PROBLEM DETAILS -
Retype the records below exactly as they appear.

-- Begin --

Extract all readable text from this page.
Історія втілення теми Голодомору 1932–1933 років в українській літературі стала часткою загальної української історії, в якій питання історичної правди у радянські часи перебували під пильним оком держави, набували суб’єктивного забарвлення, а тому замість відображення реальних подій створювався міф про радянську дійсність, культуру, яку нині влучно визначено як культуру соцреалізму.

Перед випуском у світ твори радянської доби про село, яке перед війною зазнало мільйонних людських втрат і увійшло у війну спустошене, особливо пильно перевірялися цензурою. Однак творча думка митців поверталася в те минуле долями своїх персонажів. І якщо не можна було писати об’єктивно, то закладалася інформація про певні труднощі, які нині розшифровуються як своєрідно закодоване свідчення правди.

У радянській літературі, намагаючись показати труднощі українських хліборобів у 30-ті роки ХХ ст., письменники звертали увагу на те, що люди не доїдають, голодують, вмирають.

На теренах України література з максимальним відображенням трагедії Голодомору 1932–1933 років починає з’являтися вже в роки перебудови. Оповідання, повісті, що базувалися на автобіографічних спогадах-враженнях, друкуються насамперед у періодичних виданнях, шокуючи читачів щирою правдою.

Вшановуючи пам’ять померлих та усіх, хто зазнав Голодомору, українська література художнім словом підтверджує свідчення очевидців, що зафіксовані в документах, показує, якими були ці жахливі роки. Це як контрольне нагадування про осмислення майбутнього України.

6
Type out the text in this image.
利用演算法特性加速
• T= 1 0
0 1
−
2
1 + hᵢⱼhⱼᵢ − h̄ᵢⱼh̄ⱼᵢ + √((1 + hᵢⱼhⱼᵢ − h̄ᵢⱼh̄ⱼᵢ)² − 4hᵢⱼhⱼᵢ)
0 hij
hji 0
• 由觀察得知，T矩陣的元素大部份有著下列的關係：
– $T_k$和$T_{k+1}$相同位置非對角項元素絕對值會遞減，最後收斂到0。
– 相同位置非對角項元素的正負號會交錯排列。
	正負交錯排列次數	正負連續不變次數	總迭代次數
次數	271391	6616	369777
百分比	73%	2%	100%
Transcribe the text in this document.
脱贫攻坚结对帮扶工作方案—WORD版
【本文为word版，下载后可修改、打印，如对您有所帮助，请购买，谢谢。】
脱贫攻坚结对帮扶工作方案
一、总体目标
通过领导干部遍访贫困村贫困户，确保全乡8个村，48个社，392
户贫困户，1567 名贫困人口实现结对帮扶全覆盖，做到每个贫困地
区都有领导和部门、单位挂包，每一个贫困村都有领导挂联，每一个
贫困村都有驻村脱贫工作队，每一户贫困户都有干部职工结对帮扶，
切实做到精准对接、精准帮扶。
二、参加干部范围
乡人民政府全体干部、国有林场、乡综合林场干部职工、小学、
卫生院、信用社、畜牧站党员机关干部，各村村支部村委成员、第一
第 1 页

-- End --

EXERCISE RESPONSE -
Extract all readable text from this page.
Історія втілення теми Голодомору 1932–1933 років в українській літературі стала часткою загальної української історії, в якій питання історичної правди у радянські часи перебували під пильним оком держави, набували суб’єктивного забарвлення, а тому замість відображення реальних подій створювався міф про радянську дійсність, культуру, яку нині влучно визначено як культуру соцреалізму.

Перед випуском у світ твори радянської доби про село, яке перед війною зазнало мільйонних людських втрат і увійшло у війну спустошене, особливо пильно перевірялися цензурою. Однак творча думка митців поверталася в те минуле долями своїх персонажів. І якщо не можна було писати об’єктивно, то закладалася інформація про певні труднощі, які нині розшифровуються як своєрідно закодоване свідчення правди.

У радянській літературі, намагаючись показати труднощі українських хліборобів у 30-ті роки ХХ ст., письменники звертали увагу на те, що люди не доїдають, голодують, вмирають.

На теренах України література з максимальним відображенням трагедії Голодомору 1932–1933 років починає з’являтися вже в роки перебудови. Оповідання, повісті, що базувалися на автобіографічних спогадах-враженнях, друкуються насамперед у періодичних виданнях, шокуючи читачів щирою правдою.

Вшановуючи пам’ять померлих та усіх, хто зазнав Голодомору, українська література художнім словом підтверджує свідчення очевидців, що зафіксовані в документах, показує, якими були ці жахливі роки. Це як контрольне нагадування про осмислення майбутнього України.

6
Type out the text in this image.
利用演算法特性加速
• T= 1 0
0 1
−
2
1 + hᵢⱼhⱼᵢ − h̄ᵢⱼh̄ⱼᵢ + √((1 + hᵢⱼhⱼᵢ − h̄ᵢⱼh̄ⱼᵢ)² − 4hᵢⱼhⱼᵢ)
0 hij
hji 0
• 由觀察得知，T矩陣的元素大部份有著下列的關係：
– $T_k$和$T_{k+1}$相同位置非對角項元素絕對值會遞減，最後收斂到0。
– 相同位置非對角項元素的正負號會交錯排列。
	正負交錯排列次數	正負連續不變次數	總迭代次數
次數	271391	6616	369777
百分比	73%	2%	100%
Transcribe the text in this document.
脱贫攻坚结对帮扶工作方案—WORD版
【本文为word版，下载后可修改、打印，如对您有所帮助，请购买，谢谢。】
脱贫攻坚结对帮扶工作方案
一、总体目标
通过领导干部遍访贫困村贫困户，确保全乡8个村，48个社，392
户贫困户，1567 名贫困人口实现结对帮扶全覆盖，做到每个贫困地
区都有领导和部门、单位挂包，每一个贫困村都有领导挂联，每一个
贫困村都有驻村脱贫工作队，每一户贫困户都有干部职工结对帮扶，
切实做到精准对接、精准帮扶。
二、参加干部范围
乡人民政府全体干部、国有林场、乡综合林场干部职工、小学、
卫生院、信用社、畜牧站党员机关干部，各村村支部村委成员、第一
第 1 页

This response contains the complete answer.